*WHAT YOU NEED TO DO*. Copy all lines in which the word "Rehau" can be found.

*MATERIAL PROVIDED*.
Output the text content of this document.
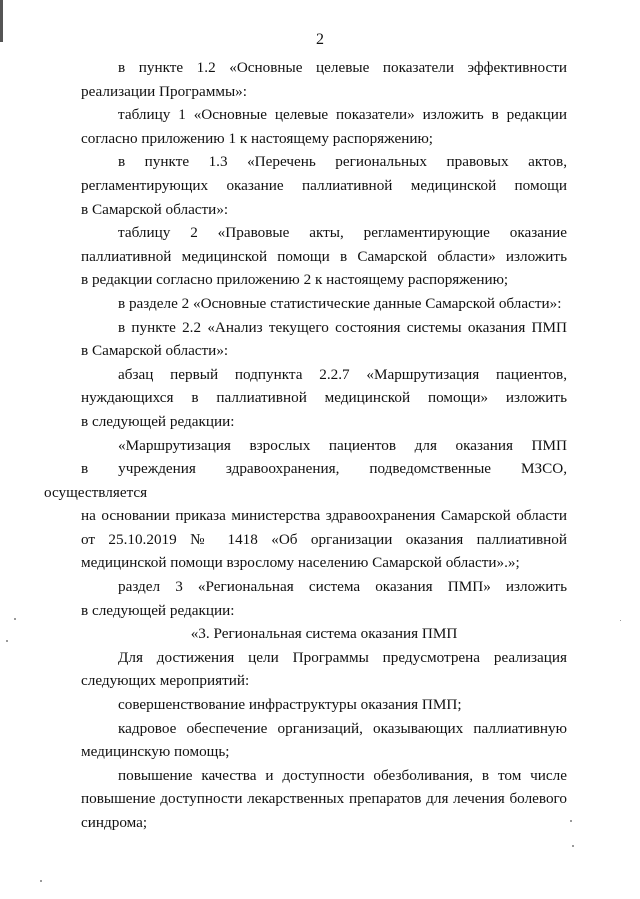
2

в пункте 1.2 «Основные целевые показатели эффективности
реализации Программы»:

таблицу 1 «Основные целевые показатели» изложить в редакции
согласно приложению 1 к настоящему распоряжению;

в пункте 1.3 «Перечень региональных правовых актов,
регламентирующих оказание паллиативной медицинской помощи
в Самарской области»:

таблицу 2 «Правовые акты, регламентирующие оказание
паллиативной медицинской помощи в Самарской области» изложить
в редакции согласно приложению 2 к настоящему распоряжению;

в разделе 2 «Основные статистические данные Самарской области»:

в пункте 2.2 «Анализ текущего состояния системы оказания ПМП
в Самарской области»:

абзац первый подпункта 2.2.7 «Маршрутизация пациентов,
нуждающихся в паллиативной медицинской помощи» изложить
в следующей редакции:

«Маршрутизация взрослых пациентов для оказания ПМП
в учреждения здравоохранения, подведомственные МЗСО, осуществляется
на основании приказа министерства здравоохранения Самарской области
от 25.10.2019 № 1418 «Об организации оказания паллиативной
медицинской помощи взрослому населению Самарской области».»;

раздел 3 «Региональная система оказания ПМП» изложить
в следующей редакции:

«3. Региональная система оказания ПМП

Для достижения цели Программы предусмотрена реализация
следующих мероприятий:

совершенствование инфраструктуры оказания ПМП;

кадровое обеспечение организаций, оказывающих паллиативную
медицинскую помощь;

повышение качества и доступности обезболивания, в том числе
повышение доступности лекарственных препаратов для лечения болевого
синдрома;
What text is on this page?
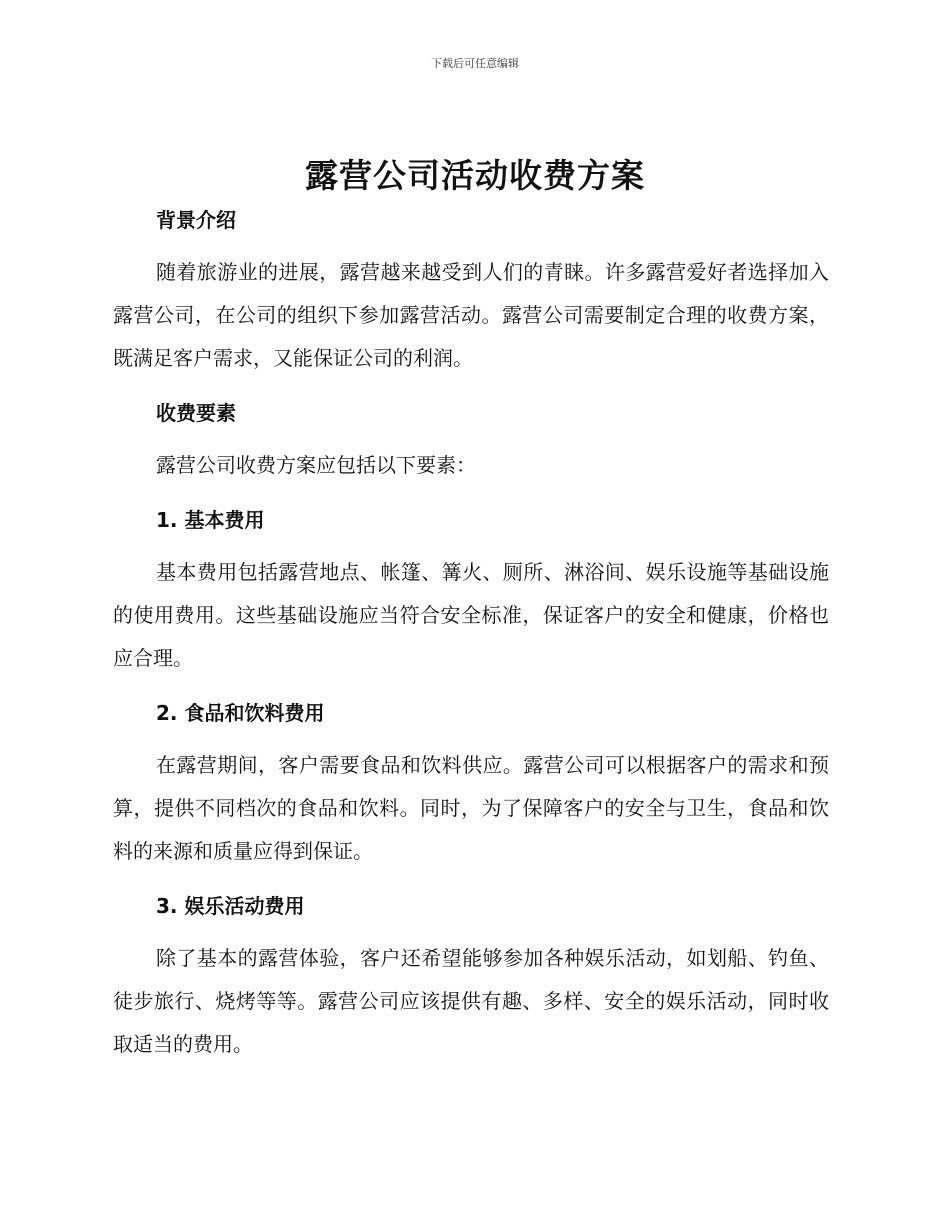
下载后可任意编辑
露营公司活动收费方案
背景介绍

随着旅游业的进展，露营越来越受到人们的青睐。许多露营爱好者选择加入露营公司，在公司的组织下参加露营活动。露营公司需要制定合理的收费方案，既满足客户需求，又能保证公司的利润。

收费要素

露营公司收费方案应包括以下要素：

1. 基本费用

基本费用包括露营地点、帐篷、篝火、厕所、淋浴间、娱乐设施等基础设施的使用费用。这些基础设施应当符合安全标准，保证客户的安全和健康，价格也应合理。

2. 食品和饮料费用

在露营期间，客户需要食品和饮料供应。露营公司可以根据客户的需求和预算，提供不同档次的食品和饮料。同时，为了保障客户的安全与卫生，食品和饮料的来源和质量应得到保证。

3. 娱乐活动费用

除了基本的露营体验，客户还希望能够参加各种娱乐活动，如划船、钓鱼、徒步旅行、烧烤等等。露营公司应该提供有趣、多样、安全的娱乐活动，同时收取适当的费用。
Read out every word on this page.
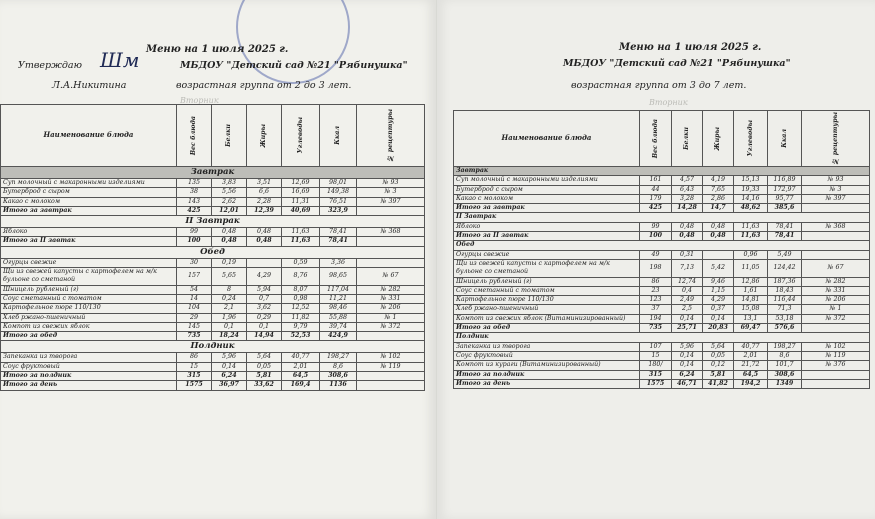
Шм Меню на 1 июля 2025 г.
Утверждаю	МБДОУ "Детский сад №21 "Рябинушка"
Л.А.Никитина	возрастная группа от 2 до 3 лет.
Вторник
Наименование блюда	Вес блюда	Белки	Жиры	Углеводы	Ккал	№ рецептуры

Завтрак						
Суп молочный с макаронными изделиями	135	3,83	3,51	12,69	98,01	№ 93
Бутерброд с сыром	38	5,56	6,6	16,69	149,38	№ 3
Какао с молоком	143	2,62	2,28	11,31	76,51	№ 397
Итого за завтрак	425	12,01	12,39	40,69	323,9	
II Завтрак						
Яблоко	99	0,48	0,48	11,63	78,41	№ 368
Итого за II завтак	100	0,48	0,48	11,63	78,41	
Обед						
Огурцы свежие	30	0,19		0,59	3,36	
Щи из свежей капусты с картофелем на м/к бульоне со сметаной	157	5,65	4,29	8,76	98,65	№ 67
Шницель рубленый (г)	54	8	5,94	8,07	117,04	№ 282
Соус сметанный с томатом	14	0,24	0,7	0,98	11,21	№ 331
Картофельное пюре 110/130	104	2,1	3,62	12,52	98,46	№ 206
Хлеб ржано-пшеничный	29	1,96	0,29	11,82	55,88	№ 1
Компот из свежих яблок	145	0,1	0,1	9,79	39,74	№ 372
Итого за обед	735	18,24	14,94	52,53	424,9	
Полдник						
Запеканка из творога	86	5,96	5,64	40,77	198,27	№ 102
Соус фруктовый	15	0,14	0,05	2,01	8,6	№ 119
Итого за полдник	315	6,24	5,81	64,5	308,6	
Итого за день	1575	36,97	33,62	169,4	1136	
Меню на 1 июля 2025 г.
МБДОУ "Детский сад №21 "Рябинушка"
возрастная группа от 3 до 7 лет.
Вторник
Наименование блюда	Вес блюда	Белки	Жиры	Углеводы	Ккал	№ рецептуры

Завтрак						
Суп молочный с макаронными изделиями	161	4,57	4,19	15,13	116,89	№ 93
Бутерброд с сыром	44	6,43	7,65	19,33	172,97	№ 3
Какао с молоком	179	3,28	2,86	14,16	95,77	№ 397
Итого за завтрак	425	14,28	14,7	48,62	385,6	
II Завтрак						
Яблоко	99	0,48	0,48	11,63	78,41	№ 368
Итого за II завтак	100	0,48	0,48	11,63	78,41	
Обед						
Огурцы свежие	49	0,31		0,96	5,49	
Щи из свежей капусты с картофелем на м/к бульоне со сметаной	198	7,13	5,42	11,05	124,42	№ 67
Шницель рубленый (г)	86	12,74	9,46	12,86	187,36	№ 282
Соус сметанный с томатом	23	0,4	1,15	1,61	18,43	№ 331
Картофельное пюре 110/130	123	2,49	4,29	14,81	116,44	№ 206
Хлеб ржано-пшеничный	37	2,5	0,37	15,08	71,3	№ 1
Компот из свежих яблок (Витаминизированный)	194	0,14	0,14	13,1	53,18	№ 372
Итого за обед	735	25,71	20,83	69,47	576,6	
Полдник						
Запеканка из творога	107	5,96	5,64	40,77	198,27	№ 102
Соус фруктовый	15	0,14	0,05	2,01	8,6	№ 119
Компот из кураги (Витаминизированный)	180/	0,14	0,12	21,72	101,7	№ 376
Итого за полдник	315	6,24	5,81	64,5	308,6	
Итого за день	1575	46,71	41,82	194,2	1349	
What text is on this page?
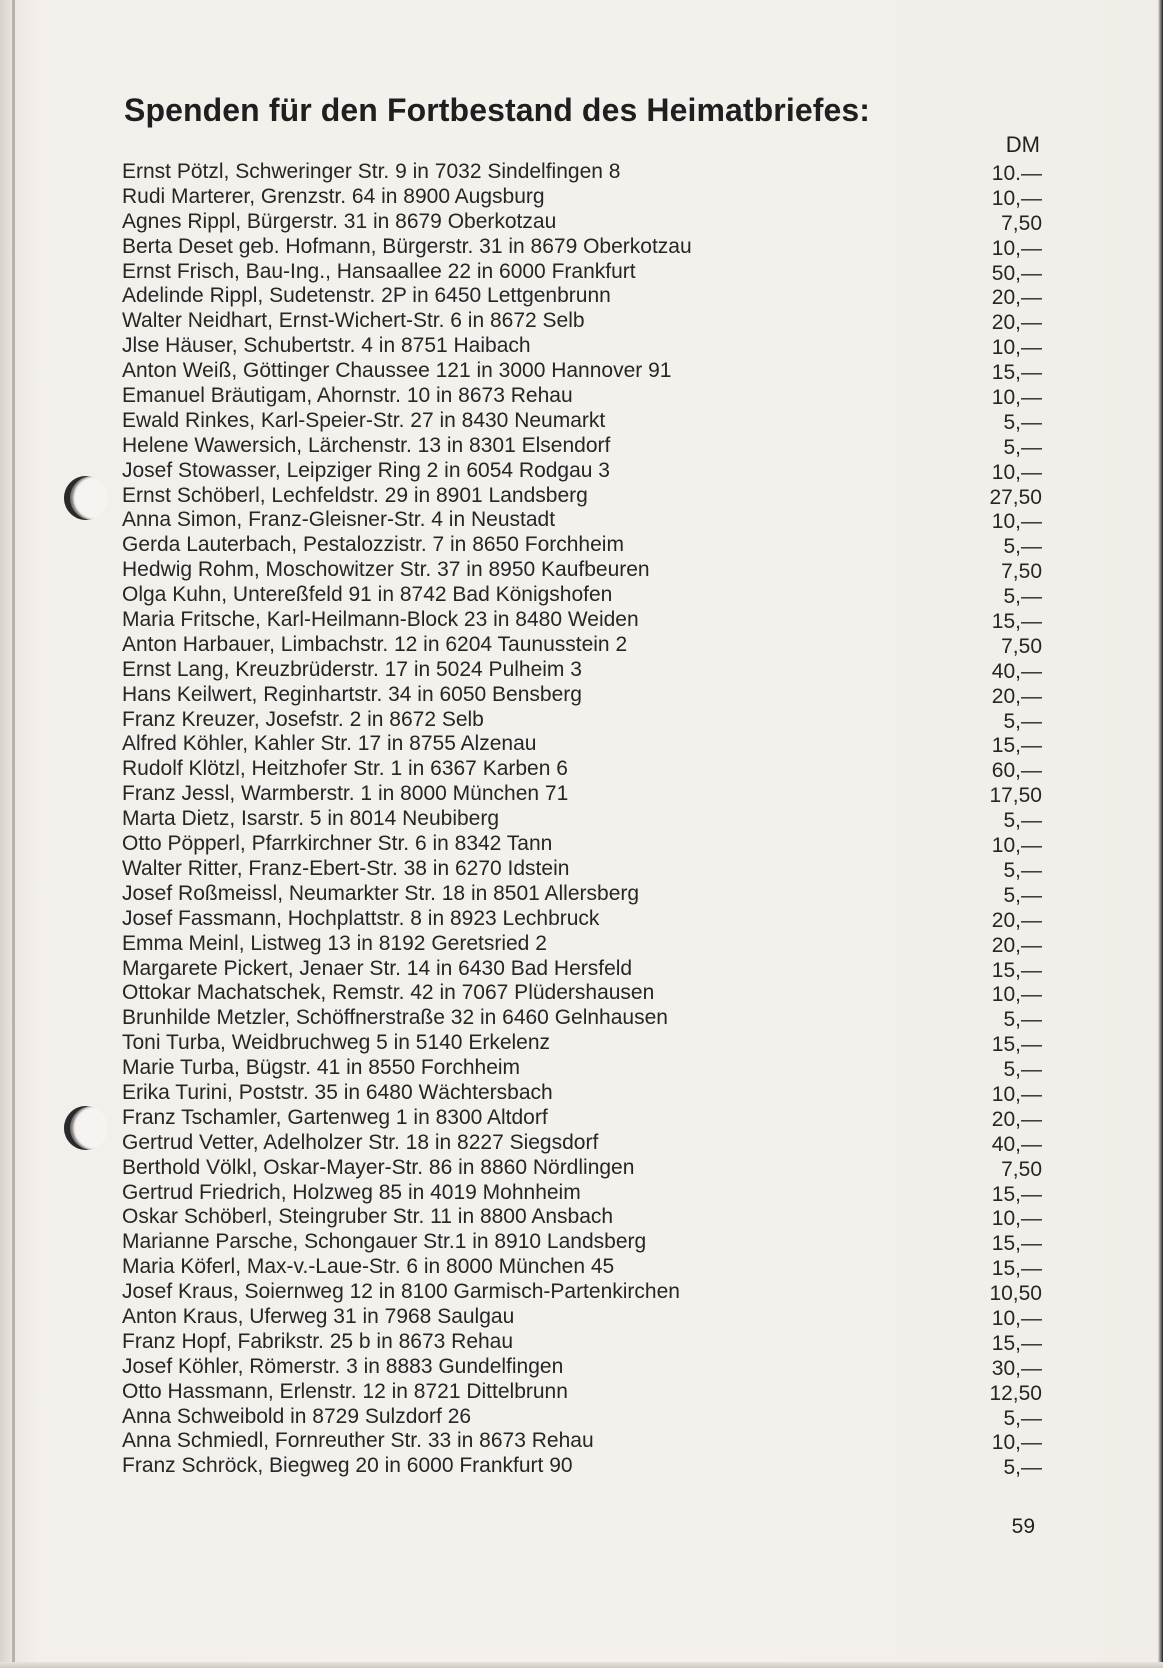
Spenden für den Fortbestand des Heimatbriefes:
DM
Ernst Pötzl, Schweringer Str. 9 in 7032 Sindelfingen 8	10.—
Rudi Marterer, Grenzstr. 64 in 8900 Augsburg	10,—
Agnes Rippl, Bürgerstr. 31 in 8679 Oberkotzau	7,50
Berta Deset geb. Hofmann, Bürgerstr. 31 in 8679 Oberkotzau	10,—
Ernst Frisch, Bau-Ing., Hansaallee 22 in 6000 Frankfurt	50,—
Adelinde Rippl, Sudetenstr. 2P in 6450 Lettgenbrunn	20,—
Walter Neidhart, Ernst-Wichert-Str. 6 in 8672 Selb	20,—
Jlse Häuser, Schubertstr. 4 in 8751 Haibach	10,—
Anton Weiß, Göttinger Chaussee 121 in 3000 Hannover 91	15,—
Emanuel Bräutigam, Ahornstr. 10 in 8673 Rehau	10,—
Ewald Rinkes, Karl-Speier-Str. 27 in 8430 Neumarkt	5,—
Helene Wawersich, Lärchenstr. 13 in 8301 Elsendorf	5,—
Josef Stowasser, Leipziger Ring 2 in 6054 Rodgau 3	10,—
Ernst Schöberl, Lechfeldstr. 29 in 8901 Landsberg	27,50
Anna Simon, Franz-Gleisner-Str. 4 in Neustadt	10,—
Gerda Lauterbach, Pestalozzistr. 7 in 8650 Forchheim	5,—
Hedwig Rohm, Moschowitzer Str. 37 in 8950 Kaufbeuren	7,50
Olga Kuhn, Untereßfeld 91 in 8742 Bad Königshofen	5,—
Maria Fritsche, Karl-Heilmann-Block 23 in 8480 Weiden	15,—
Anton Harbauer, Limbachstr. 12 in 6204 Taunusstein 2	7,50
Ernst Lang, Kreuzbrüderstr. 17 in 5024 Pulheim 3	40,—
Hans Keilwert, Reginhartstr. 34 in 6050 Bensberg	20,—
Franz Kreuzer, Josefstr. 2 in 8672 Selb	5,—
Alfred Köhler, Kahler Str. 17 in 8755 Alzenau	15,—
Rudolf Klötzl, Heitzhofer Str. 1 in 6367 Karben 6	60,—
Franz Jessl, Warmberstr. 1 in 8000 München 71	17,50
Marta Dietz, Isarstr. 5 in 8014 Neubiberg	5,—
Otto Pöpperl, Pfarrkirchner Str. 6 in 8342 Tann	10,—
Walter Ritter, Franz-Ebert-Str. 38 in 6270 Idstein	5,—
Josef Roßmeissl, Neumarkter Str. 18 in 8501 Allersberg	5,—
Josef Fassmann, Hochplattstr. 8 in 8923 Lechbruck	20,—
Emma Meinl, Listweg 13 in 8192 Geretsried 2	20,—
Margarete Pickert, Jenaer Str. 14 in 6430 Bad Hersfeld	15,—
Ottokar Machatschek, Remstr. 42 in 7067 Plüdershausen	10,—
Brunhilde Metzler, Schöffnerstraße 32 in 6460 Gelnhausen	5,—
Toni Turba, Weidbruchweg 5 in 5140 Erkelenz	15,—
Marie Turba, Bügstr. 41 in 8550 Forchheim	5,—
Erika Turini, Poststr. 35 in 6480 Wächtersbach	10,—
Franz Tschamler, Gartenweg 1 in 8300 Altdorf	20,—
Gertrud Vetter, Adelholzer Str. 18 in 8227 Siegsdorf	40,—
Berthold Völkl, Oskar-Mayer-Str. 86 in 8860 Nördlingen	7,50
Gertrud Friedrich, Holzweg 85 in 4019 Mohnheim	15,—
Oskar Schöberl, Steingruber Str. 11 in 8800 Ansbach	10,—
Marianne Parsche, Schongauer Str.1 in 8910 Landsberg	15,—
Maria Köferl, Max-v.-Laue-Str. 6 in 8000 München 45	15,—
Josef Kraus, Soiernweg 12 in 8100 Garmisch-Partenkirchen	10,50
Anton Kraus, Uferweg 31 in 7968 Saulgau	10,—
Franz Hopf, Fabrikstr. 25 b in 8673 Rehau	15,—
Josef Köhler, Römerstr. 3 in 8883 Gundelfingen	30,—
Otto Hassmann, Erlenstr. 12 in 8721 Dittelbrunn	12,50
Anna Schweibold in 8729 Sulzdorf 26	5,—
Anna Schmiedl, Fornreuther Str. 33 in 8673 Rehau	10,—
Franz Schröck, Biegweg 20 in 6000 Frankfurt 90	5,—
59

*CORRECT ANSWER*.
Emanuel Bräutigam, Ahornstr. 10 in 8673 Rehau	10,—
Franz Hopf, Fabrikstr. 25 b in 8673 Rehau	15,—
Anna Schmiedl, Fornreuther Str. 33 in 8673 Rehau	10,—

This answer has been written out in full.